(Data entries)
────────

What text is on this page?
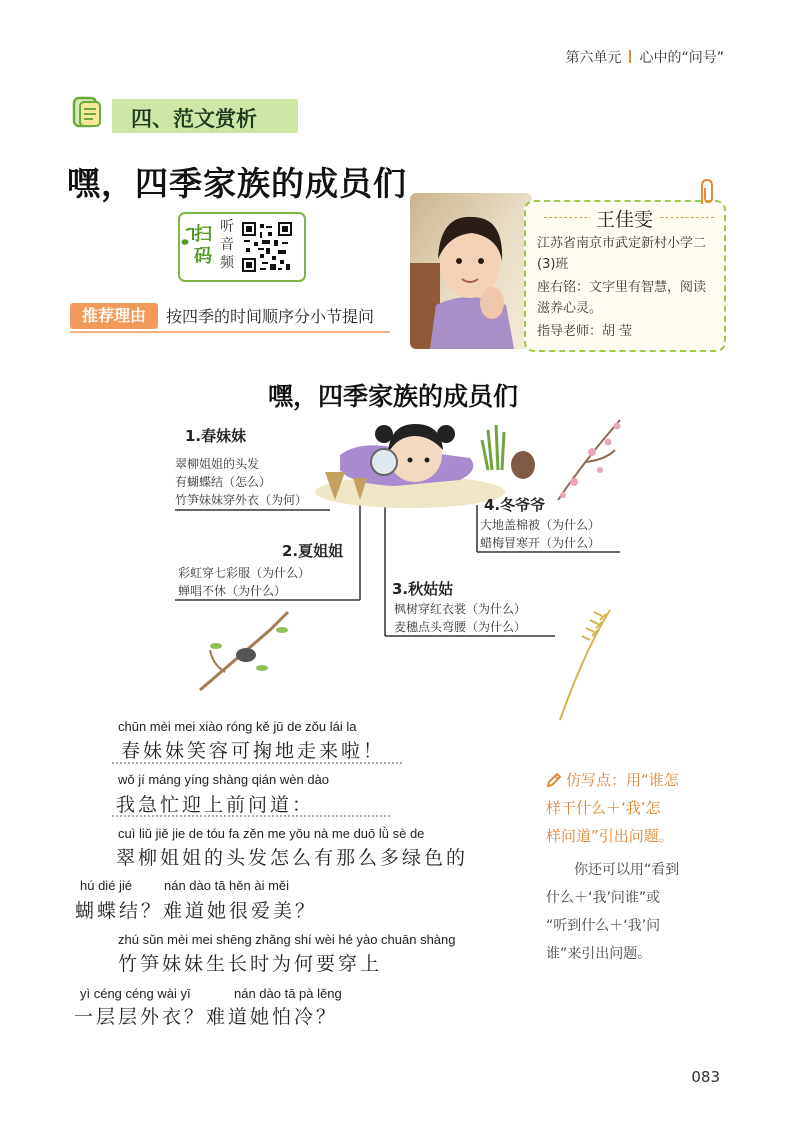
第六单元 心中的“问号”
四、范文赏析
嘿，四季家族的成员们
扫码
听音频
推荐理由	按四季的时间顺序分小节提问
王佳雯
江苏省南京市武定新村小学二
(3)班
座右铭：文字里有智慧，阅读
滋养心灵。
指导老师：胡 莹
嘿，四季家族的成员们
1.春妹妹
翠柳姐姐的头发
有蝴蝶结（怎么）
竹笋妹妹穿外衣（为何）
2.夏姐姐
彩虹穿七彩服（为什么）
蝉唱不休（为什么）	3.秋姑姑
枫树穿红衣裳（为什么）
麦穗点头弯腰（为什么）
4.冬爷爷
大地盖棉被（为什么）
蜡梅冒寒开（为什么）
chūn mèi mei xiào róng kě jū de zǒu lái la
春妹妹笑容可掬地走来啦！
wǒ jí máng yíng shàng qián wèn dào
我急忙迎上前问道：
cuì liǔ jiě jie de tóu fa zěn me yǒu nà me duō lǜ sè de
翠柳姐姐的头发怎么有那么多绿色的
hú dié jié nán dào tā hěn ài měi
蝴蝶结？难道她很爱美？
zhú sǔn mèi mei shēng zhǎng shí wèi hé yào chuān shàng
竹笋妹妹生长时为何要穿上
yì céng céng wài yī	nán dào tā pà lěng
一层层外衣？难道她怕冷？
仿写点：用“谁怎
样干什么＋‘我’怎
样问道”引出问题。
你还可以用“看到
什么＋‘我’问谁”或
“听到什么＋‘我’问
谁”来引出问题。
083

────────

# [Given task]
Copy each line in the data that holds the word "shàng".

# [Exercise result]
wǒ jí máng yíng shàng qián wèn dào
zhú sǔn mèi mei shēng zhǎng shí wèi hé yào chuān shàng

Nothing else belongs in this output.